===== Entries =====

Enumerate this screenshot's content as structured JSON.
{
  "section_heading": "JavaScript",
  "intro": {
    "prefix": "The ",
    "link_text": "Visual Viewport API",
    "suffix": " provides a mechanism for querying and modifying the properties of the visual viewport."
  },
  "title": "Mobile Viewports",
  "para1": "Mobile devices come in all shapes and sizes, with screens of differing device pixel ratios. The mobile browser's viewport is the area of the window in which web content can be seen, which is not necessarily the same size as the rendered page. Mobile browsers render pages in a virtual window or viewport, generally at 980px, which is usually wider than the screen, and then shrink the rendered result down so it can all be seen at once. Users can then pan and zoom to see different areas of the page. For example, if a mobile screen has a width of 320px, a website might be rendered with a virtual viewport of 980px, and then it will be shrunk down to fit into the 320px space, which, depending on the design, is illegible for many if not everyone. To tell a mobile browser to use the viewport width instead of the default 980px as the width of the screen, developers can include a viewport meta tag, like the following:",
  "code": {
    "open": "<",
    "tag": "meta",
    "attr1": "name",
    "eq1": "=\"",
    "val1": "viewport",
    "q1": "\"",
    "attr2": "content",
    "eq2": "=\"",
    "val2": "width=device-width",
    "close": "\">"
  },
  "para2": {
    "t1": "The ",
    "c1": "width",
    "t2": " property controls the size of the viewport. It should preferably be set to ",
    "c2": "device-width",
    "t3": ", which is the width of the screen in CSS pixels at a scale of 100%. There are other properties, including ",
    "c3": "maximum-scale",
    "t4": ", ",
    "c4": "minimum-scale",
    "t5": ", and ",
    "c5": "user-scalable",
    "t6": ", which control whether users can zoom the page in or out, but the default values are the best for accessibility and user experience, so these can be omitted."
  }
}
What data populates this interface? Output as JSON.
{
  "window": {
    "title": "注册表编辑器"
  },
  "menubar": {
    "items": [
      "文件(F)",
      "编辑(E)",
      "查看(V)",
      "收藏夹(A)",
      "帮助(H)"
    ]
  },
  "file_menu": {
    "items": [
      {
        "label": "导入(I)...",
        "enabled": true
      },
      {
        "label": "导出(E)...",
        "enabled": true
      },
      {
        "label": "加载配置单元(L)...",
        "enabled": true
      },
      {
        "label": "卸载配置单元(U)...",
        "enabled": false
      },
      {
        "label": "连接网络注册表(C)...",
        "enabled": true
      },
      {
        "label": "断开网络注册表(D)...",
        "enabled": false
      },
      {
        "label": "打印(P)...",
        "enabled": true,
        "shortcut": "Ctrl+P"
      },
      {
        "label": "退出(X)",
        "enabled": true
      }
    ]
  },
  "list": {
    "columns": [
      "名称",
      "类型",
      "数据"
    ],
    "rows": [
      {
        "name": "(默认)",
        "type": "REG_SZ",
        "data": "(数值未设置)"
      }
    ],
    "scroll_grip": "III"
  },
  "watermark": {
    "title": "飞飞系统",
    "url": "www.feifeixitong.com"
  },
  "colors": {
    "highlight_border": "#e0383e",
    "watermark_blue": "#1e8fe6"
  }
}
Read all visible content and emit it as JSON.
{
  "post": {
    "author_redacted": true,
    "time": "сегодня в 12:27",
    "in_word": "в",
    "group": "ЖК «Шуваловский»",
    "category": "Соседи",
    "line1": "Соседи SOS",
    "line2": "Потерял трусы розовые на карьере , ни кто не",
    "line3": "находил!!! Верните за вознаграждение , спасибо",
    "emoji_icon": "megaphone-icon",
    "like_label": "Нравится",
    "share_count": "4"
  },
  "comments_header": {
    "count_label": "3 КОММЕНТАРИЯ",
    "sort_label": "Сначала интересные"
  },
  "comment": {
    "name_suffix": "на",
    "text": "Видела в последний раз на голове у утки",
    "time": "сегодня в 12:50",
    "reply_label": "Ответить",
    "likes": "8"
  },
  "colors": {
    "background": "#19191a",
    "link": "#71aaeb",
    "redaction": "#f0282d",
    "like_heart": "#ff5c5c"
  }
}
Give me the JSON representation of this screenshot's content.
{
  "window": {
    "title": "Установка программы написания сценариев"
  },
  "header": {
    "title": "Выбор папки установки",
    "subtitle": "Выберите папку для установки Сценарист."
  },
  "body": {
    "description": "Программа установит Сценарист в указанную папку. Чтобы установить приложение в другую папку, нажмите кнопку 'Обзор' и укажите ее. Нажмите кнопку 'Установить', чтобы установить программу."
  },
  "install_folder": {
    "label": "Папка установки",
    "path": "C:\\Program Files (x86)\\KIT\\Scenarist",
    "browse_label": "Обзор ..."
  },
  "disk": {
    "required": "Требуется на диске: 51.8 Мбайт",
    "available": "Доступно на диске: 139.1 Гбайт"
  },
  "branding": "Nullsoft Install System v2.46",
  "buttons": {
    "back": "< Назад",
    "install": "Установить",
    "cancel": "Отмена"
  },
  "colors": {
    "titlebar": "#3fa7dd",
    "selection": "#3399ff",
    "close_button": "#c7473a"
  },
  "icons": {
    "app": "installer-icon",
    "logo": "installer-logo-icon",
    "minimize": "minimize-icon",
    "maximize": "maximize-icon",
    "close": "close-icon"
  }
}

=====

- Written request:
Take every line above carrying "installer" and return it.

- Result of this exercise:
    "app": "installer-icon",
    "logo": "installer-logo-icon",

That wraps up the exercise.